## Requirements
Transcribe every entry word for word. Skip the pictures.

==== Source data ====

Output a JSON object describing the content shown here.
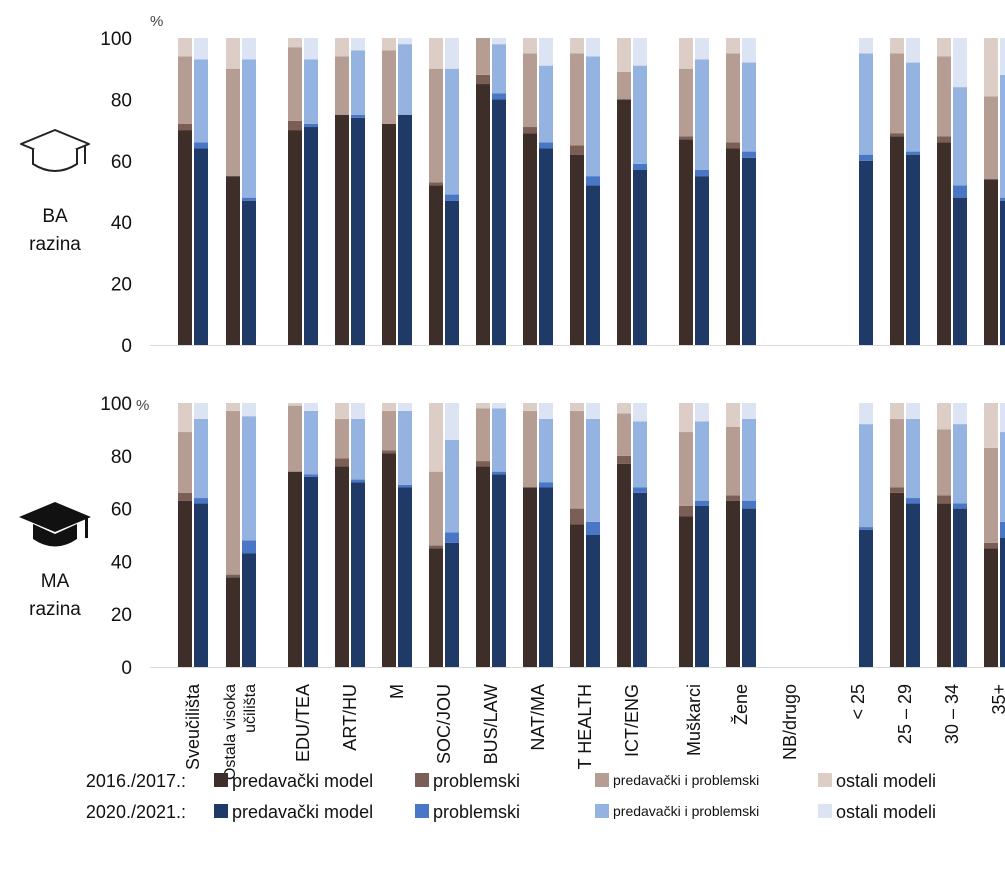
{
  "chart_data": {
    "type": "bar",
    "stacked": true,
    "percent_symbol": "%",
    "ylim": [
      0,
      100
    ],
    "yticks": [
      0,
      20,
      40,
      60,
      80,
      100
    ],
    "categories": [
      "Sveučilišta",
      "Ostala visoka učilišta",
      "EDU/TEA",
      "ART/HU",
      "M",
      "SOC/JOU",
      "BUS/LAW",
      "NAT/MA",
      "T HEALTH",
      "ICT/ENG",
      "Muškarci",
      "Žene",
      "NB/drugo",
      "< 25",
      "25 – 29",
      "30 – 34",
      "35+"
    ],
    "category_lines": [
      [
        "Sveučilišta"
      ],
      [
        "Ostala visoka",
        "učilišta"
      ],
      [
        "EDU/TEA"
      ],
      [
        "ART/HU"
      ],
      [
        "M"
      ],
      [
        "SOC/JOU"
      ],
      [
        "BUS/LAW"
      ],
      [
        "NAT/MA"
      ],
      [
        "T HEALTH"
      ],
      [
        "ICT/ENG"
      ],
      [
        "Muškarci"
      ],
      [
        "Žene"
      ],
      [
        "NB/drugo"
      ],
      [
        "< 25"
      ],
      [
        "25 – 29"
      ],
      [
        "30 – 34"
      ],
      [
        "35+"
      ]
    ],
    "legend": {
      "years": [
        "2016./2017.:",
        "2020./2021.:"
      ],
      "models": [
        "predavački model",
        "problemski",
        "predavački i problemski",
        "ostali modeli"
      ]
    },
    "colors": {
      "2016": [
        "#3e2e2a",
        "#7b5f56",
        "#b59d93",
        "#dccdc6"
      ],
      "2020": [
        "#1f3a66",
        "#4a76c6",
        "#95b3e0",
        "#dce4f3"
      ]
    },
    "panels": [
      {
        "level_label": [
          "BA",
          "razina"
        ],
        "icon": "graduation-cap-outline-icon",
        "series_2016": [
          [
            70,
            2,
            22,
            6
          ],
          [
            55,
            0,
            35,
            10
          ],
          [
            70,
            3,
            24,
            3
          ],
          [
            75,
            0,
            19,
            6
          ],
          [
            72,
            0,
            24,
            4
          ],
          [
            52,
            1,
            37,
            10
          ],
          [
            85,
            3,
            12,
            0
          ],
          [
            69,
            2,
            24,
            5
          ],
          [
            62,
            3,
            30,
            5
          ],
          [
            80,
            0,
            9,
            11
          ],
          [
            67,
            1,
            22,
            10
          ],
          [
            64,
            2,
            29,
            5
          ],
          null,
          null,
          [
            68,
            1,
            26,
            5
          ],
          [
            66,
            2,
            26,
            6
          ],
          [
            54,
            0,
            27,
            19
          ]
        ],
        "series_2020": [
          [
            64,
            2,
            27,
            7
          ],
          [
            47,
            1,
            45,
            7
          ],
          [
            71,
            1,
            21,
            7
          ],
          [
            74,
            1,
            21,
            4
          ],
          [
            75,
            0,
            23,
            2
          ],
          [
            47,
            2,
            41,
            10
          ],
          [
            80,
            2,
            16,
            2
          ],
          [
            64,
            2,
            25,
            9
          ],
          [
            52,
            3,
            39,
            6
          ],
          [
            57,
            2,
            32,
            9
          ],
          [
            55,
            2,
            36,
            7
          ],
          [
            61,
            2,
            29,
            8
          ],
          null,
          [
            60,
            2,
            33,
            5
          ],
          [
            62,
            1,
            29,
            8
          ],
          [
            48,
            4,
            32,
            16
          ],
          [
            47,
            1,
            40,
            12
          ]
        ]
      },
      {
        "level_label": [
          "MA",
          "razina"
        ],
        "icon": "graduation-cap-solid-icon",
        "series_2016": [
          [
            63,
            3,
            23,
            11
          ],
          [
            34,
            1,
            62,
            3
          ],
          [
            74,
            0,
            25,
            1
          ],
          [
            76,
            3,
            15,
            6
          ],
          [
            81,
            1,
            15,
            3
          ],
          [
            45,
            1,
            28,
            26
          ],
          [
            76,
            2,
            20,
            2
          ],
          [
            68,
            0,
            29,
            3
          ],
          [
            54,
            6,
            37,
            3
          ],
          [
            77,
            3,
            16,
            4
          ],
          [
            57,
            4,
            28,
            11
          ],
          [
            63,
            2,
            26,
            9
          ],
          null,
          null,
          [
            66,
            2,
            26,
            6
          ],
          [
            62,
            3,
            25,
            10
          ],
          [
            45,
            2,
            36,
            17
          ]
        ],
        "series_2020": [
          [
            62,
            2,
            30,
            6
          ],
          [
            43,
            5,
            47,
            5
          ],
          [
            72,
            1,
            24,
            3
          ],
          [
            70,
            1,
            23,
            6
          ],
          [
            68,
            1,
            28,
            3
          ],
          [
            47,
            4,
            35,
            14
          ],
          [
            73,
            1,
            24,
            2
          ],
          [
            68,
            2,
            24,
            6
          ],
          [
            50,
            5,
            39,
            6
          ],
          [
            66,
            2,
            25,
            7
          ],
          [
            61,
            2,
            30,
            7
          ],
          [
            60,
            3,
            31,
            6
          ],
          null,
          [
            52,
            1,
            39,
            8
          ],
          [
            62,
            2,
            30,
            6
          ],
          [
            60,
            2,
            30,
            8
          ],
          [
            49,
            6,
            34,
            11
          ]
        ]
      }
    ]
  }
}
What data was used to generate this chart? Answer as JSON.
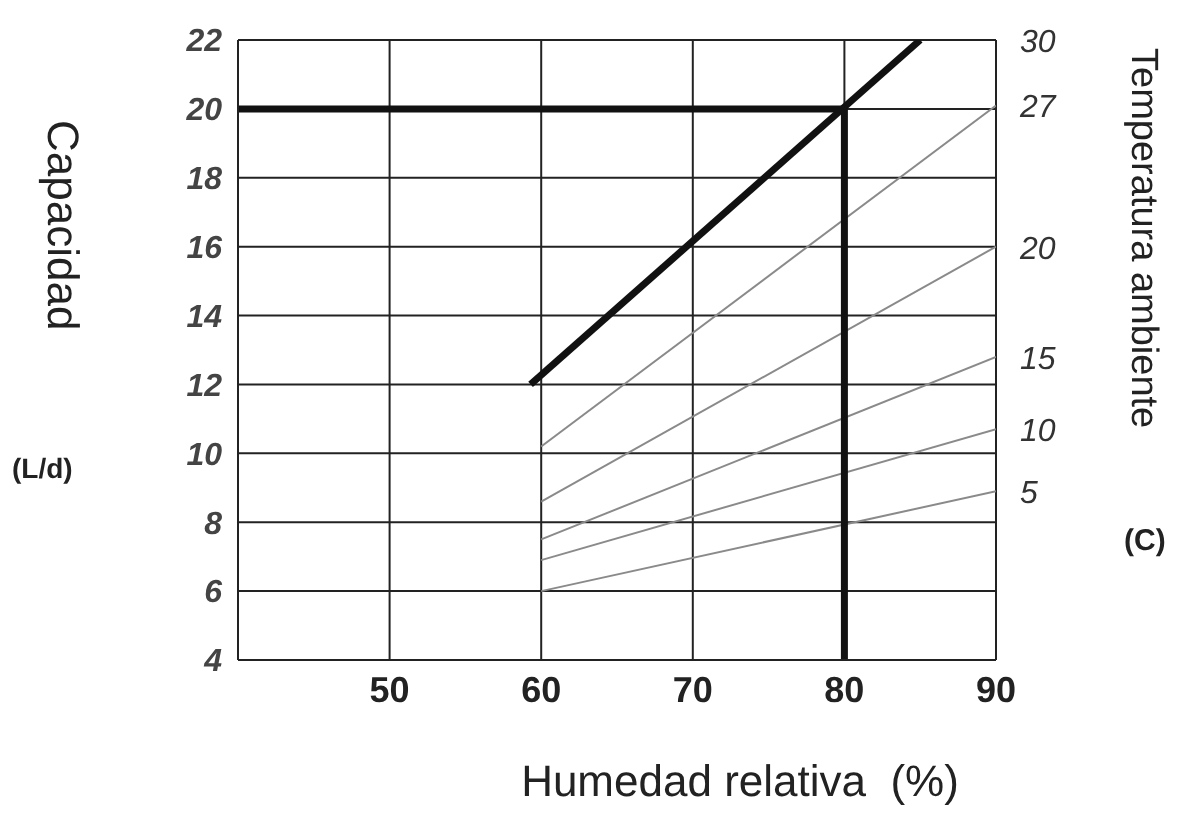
{
  "chart_data": {
    "type": "line",
    "xlabel": "Humedad relativa  (%)",
    "ylabel": "Capacidad",
    "y2label": "Temperatura ambiente",
    "annotations": [
      "(L/d)",
      "(C)"
    ],
    "xlim": [
      40,
      90
    ],
    "xticks": [
      50,
      60,
      70,
      80,
      90
    ],
    "ylim": [
      4,
      22
    ],
    "yticks": [
      4,
      6,
      8,
      10,
      12,
      14,
      16,
      18,
      20,
      22
    ],
    "grid": true,
    "marker": "none",
    "series": [
      {
        "name": "30",
        "color": "#111111",
        "x": [
          59.3,
          85
        ],
        "values": [
          12,
          22
        ]
      },
      {
        "name": "27",
        "color": "#8a8a8a",
        "x": [
          60,
          90
        ],
        "values": [
          10.2,
          20.1
        ]
      },
      {
        "name": "20",
        "color": "#8a8a8a",
        "x": [
          60,
          90
        ],
        "values": [
          8.6,
          16
        ]
      },
      {
        "name": "15",
        "color": "#8a8a8a",
        "x": [
          60,
          90
        ],
        "values": [
          7.5,
          12.8
        ]
      },
      {
        "name": "10",
        "color": "#8a8a8a",
        "x": [
          60,
          90
        ],
        "values": [
          6.9,
          10.7
        ]
      },
      {
        "name": "5",
        "color": "#8a8a8a",
        "x": [
          60,
          90
        ],
        "values": [
          6,
          8.9
        ]
      },
      {
        "color": "#111111",
        "x": [
          40,
          80,
          80
        ],
        "values": [
          20,
          20,
          4
        ]
      }
    ]
  }
}
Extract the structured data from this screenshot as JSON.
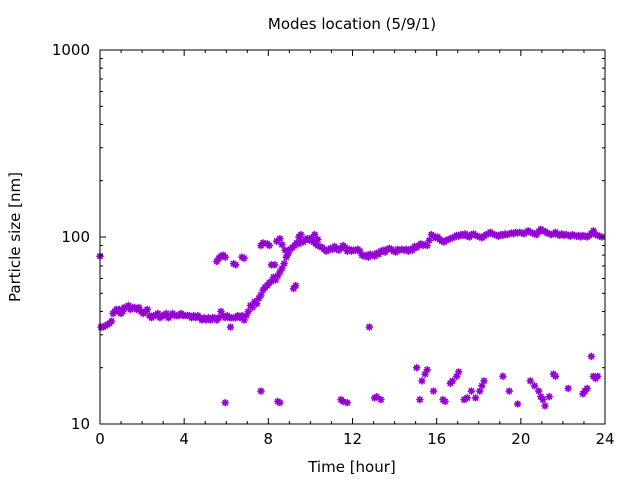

====

## Solution to this exercise
Output a JSON object describing the content shown here.
{
  "chart_data": {
    "type": "bar",
    "stacked": true,
    "percent_symbol": "%",
    "ylim": [
      0,
      100
    ],
    "yticks": [
      0,
      20,
      40,
      60,
      80,
      100
    ],
    "categories": [
      "Sveučilišta",
      "Ostala visoka učilišta",
      "EDU/TEA",
      "ART/HU",
      "M",
      "SOC/JOU",
      "BUS/LAW",
      "NAT/MA",
      "T HEALTH",
      "ICT/ENG",
      "Muškarci",
      "Žene",
      "NB/drugo",
      "< 25",
      "25 – 29",
      "30 – 34",
      "35+"
    ],
    "category_lines": [
      [
        "Sveučilišta"
      ],
      [
        "Ostala visoka",
        "učilišta"
      ],
      [
        "EDU/TEA"
      ],
      [
        "ART/HU"
      ],
      [
        "M"
      ],
      [
        "SOC/JOU"
      ],
      [
        "BUS/LAW"
      ],
      [
        "NAT/MA"
      ],
      [
        "T HEALTH"
      ],
      [
        "ICT/ENG"
      ],
      [
        "Muškarci"
      ],
      [
        "Žene"
      ],
      [
        "NB/drugo"
      ],
      [
        "< 25"
      ],
      [
        "25 – 29"
      ],
      [
        "30 – 34"
      ],
      [
        "35+"
      ]
    ],
    "legend": {
      "years": [
        "2016./2017.:",
        "2020./2021.:"
      ],
      "models": [
        "predavački model",
        "problemski",
        "predavački i problemski",
        "ostali modeli"
      ]
    },
    "colors": {
      "2016": [
        "#3e2e2a",
        "#7b5f56",
        "#b59d93",
        "#dccdc6"
      ],
      "2020": [
        "#1f3a66",
        "#4a76c6",
        "#95b3e0",
        "#dce4f3"
      ]
    },
    "panels": [
      {
        "level_label": [
          "BA",
          "razina"
        ],
        "icon": "graduation-cap-outline-icon",
        "series_2016": [
          [
            70,
            2,
            22,
            6
          ],
          [
            55,
            0,
            35,
            10
          ],
          [
            70,
            3,
            24,
            3
          ],
          [
            75,
            0,
            19,
            6
          ],
          [
            72,
            0,
            24,
            4
          ],
          [
            52,
            1,
            37,
            10
          ],
          [
            85,
            3,
            12,
            0
          ],
          [
            69,
            2,
            24,
            5
          ],
          [
            62,
            3,
            30,
            5
          ],
          [
            80,
            0,
            9,
            11
          ],
          [
            67,
            1,
            22,
            10
          ],
          [
            64,
            2,
            29,
            5
          ],
          null,
          null,
          [
            68,
            1,
            26,
            5
          ],
          [
            66,
            2,
            26,
            6
          ],
          [
            54,
            0,
            27,
            19
          ]
        ],
        "series_2020": [
          [
            64,
            2,
            27,
            7
          ],
          [
            47,
            1,
            45,
            7
          ],
          [
            71,
            1,
            21,
            7
          ],
          [
            74,
            1,
            21,
            4
          ],
          [
            75,
            0,
            23,
            2
          ],
          [
            47,
            2,
            41,
            10
          ],
          [
            80,
            2,
            16,
            2
          ],
          [
            64,
            2,
            25,
            9
          ],
          [
            52,
            3,
            39,
            6
          ],
          [
            57,
            2,
            32,
            9
          ],
          [
            55,
            2,
            36,
            7
          ],
          [
            61,
            2,
            29,
            8
          ],
          null,
          [
            60,
            2,
            33,
            5
          ],
          [
            62,
            1,
            29,
            8
          ],
          [
            48,
            4,
            32,
            16
          ],
          [
            47,
            1,
            40,
            12
          ]
        ]
      },
      {
        "level_label": [
          "MA",
          "razina"
        ],
        "icon": "graduation-cap-solid-icon",
        "series_2016": [
          [
            63,
            3,
            23,
            11
          ],
          [
            34,
            1,
            62,
            3
          ],
          [
            74,
            0,
            25,
            1
          ],
          [
            76,
            3,
            15,
            6
          ],
          [
            81,
            1,
            15,
            3
          ],
          [
            45,
            1,
            28,
            26
          ],
          [
            76,
            2,
            20,
            2
          ],
          [
            68,
            0,
            29,
            3
          ],
          [
            54,
            6,
            37,
            3
          ],
          [
            77,
            3,
            16,
            4
          ],
          [
            57,
            4,
            28,
            11
          ],
          [
            63,
            2,
            26,
            9
          ],
          null,
          null,
          [
            66,
            2,
            26,
            6
          ],
          [
            62,
            3,
            25,
            10
          ],
          [
            45,
            2,
            36,
            17
          ]
        ],
        "series_2020": [
          [
            62,
            2,
            30,
            6
          ],
          [
            43,
            5,
            47,
            5
          ],
          [
            72,
            1,
            24,
            3
          ],
          [
            70,
            1,
            23,
            6
          ],
          [
            68,
            1,
            28,
            3
          ],
          [
            47,
            4,
            35,
            14
          ],
          [
            73,
            1,
            24,
            2
          ],
          [
            68,
            2,
            24,
            6
          ],
          [
            50,
            5,
            39,
            6
          ],
          [
            66,
            2,
            25,
            7
          ],
          [
            61,
            2,
            30,
            7
          ],
          [
            60,
            3,
            31,
            6
          ],
          null,
          [
            52,
            1,
            39,
            8
          ],
          [
            62,
            2,
            30,
            6
          ],
          [
            60,
            2,
            30,
            8
          ],
          [
            49,
            6,
            34,
            11
          ]
        ]
      }
    ]
  }
}
What data was used to generate this chart? Answer as JSON.
{
  "chart_data": {
    "type": "line",
    "xlabel": "Humedad relativa  (%)",
    "ylabel": "Capacidad",
    "y2label": "Temperatura ambiente",
    "annotations": [
      "(L/d)",
      "(C)"
    ],
    "xlim": [
      40,
      90
    ],
    "xticks": [
      50,
      60,
      70,
      80,
      90
    ],
    "ylim": [
      4,
      22
    ],
    "yticks": [
      4,
      6,
      8,
      10,
      12,
      14,
      16,
      18,
      20,
      22
    ],
    "grid": true,
    "marker": "none",
    "series": [
      {
        "name": "30",
        "color": "#111111",
        "x": [
          59.3,
          85
        ],
        "values": [
          12,
          22
        ]
      },
      {
        "name": "27",
        "color": "#8a8a8a",
        "x": [
          60,
          90
        ],
        "values": [
          10.2,
          20.1
        ]
      },
      {
        "name": "20",
        "color": "#8a8a8a",
        "x": [
          60,
          90
        ],
        "values": [
          8.6,
          16
        ]
      },
      {
        "name": "15",
        "color": "#8a8a8a",
        "x": [
          60,
          90
        ],
        "values": [
          7.5,
          12.8
        ]
      },
      {
        "name": "10",
        "color": "#8a8a8a",
        "x": [
          60,
          90
        ],
        "values": [
          6.9,
          10.7
        ]
      },
      {
        "name": "5",
        "color": "#8a8a8a",
        "x": [
          60,
          90
        ],
        "values": [
          6,
          8.9
        ]
      },
      {
        "color": "#111111",
        "x": [
          40,
          80,
          80
        ],
        "values": [
          20,
          20,
          4
        ]
      }
    ]
  }
}
Extract the structured data from this screenshot as JSON.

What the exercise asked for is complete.